Return every entry exactly as written.

····················

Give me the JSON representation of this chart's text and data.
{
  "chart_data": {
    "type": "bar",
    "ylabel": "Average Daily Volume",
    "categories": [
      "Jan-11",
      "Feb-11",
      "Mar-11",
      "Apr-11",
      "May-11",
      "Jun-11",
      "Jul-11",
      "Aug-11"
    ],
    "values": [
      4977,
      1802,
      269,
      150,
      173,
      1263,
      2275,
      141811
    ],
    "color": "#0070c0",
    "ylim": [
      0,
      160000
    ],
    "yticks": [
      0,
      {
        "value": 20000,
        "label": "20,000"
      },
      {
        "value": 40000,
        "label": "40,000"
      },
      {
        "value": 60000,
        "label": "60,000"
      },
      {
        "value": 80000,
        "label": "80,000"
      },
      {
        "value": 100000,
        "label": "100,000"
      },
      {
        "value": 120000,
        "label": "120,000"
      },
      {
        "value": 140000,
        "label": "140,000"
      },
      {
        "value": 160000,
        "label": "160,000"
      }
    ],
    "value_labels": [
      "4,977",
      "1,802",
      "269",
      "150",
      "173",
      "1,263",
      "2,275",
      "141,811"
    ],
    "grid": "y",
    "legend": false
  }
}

····················

> EXERCISE RESPONSE:
Give me the JSON representation of this chart's text and data.
{
  "chart_data": {
    "type": "bar",
    "ylabel": "Average Daily Volume",
    "categories": [
      "Jan-11",
      "Feb-11",
      "Mar-11",
      "Apr-11",
      "May-11",
      "Jun-11",
      "Jul-11",
      "Aug-11"
    ],
    "values": [
      4977,
      1802,
      269,
      150,
      173,
      1263,
      2275,
      141811
    ],
    "color": "#0070c0",
    "ylim": [
      0,
      160000
    ],
    "yticks": [
      0,
      {
        "value": 20000,
        "label": "20,000"
      },
      {
        "value": 40000,
        "label": "40,000"
      },
      {
        "value": 60000,
        "label": "60,000"
      },
      {
        "value": 80000,
        "label": "80,000"
      },
      {
        "value": 100000,
        "label": "100,000"
      },
      {
        "value": 120000,
        "label": "120,000"
      },
      {
        "value": 140000,
        "label": "140,000"
      },
      {
        "value": 160000,
        "label": "160,000"
      }
    ],
    "value_labels": [
      "4,977",
      "1,802",
      "269",
      "150",
      "173",
      "1,263",
      "2,275",
      "141,811"
    ],
    "grid": "y",
    "legend": false
  }
}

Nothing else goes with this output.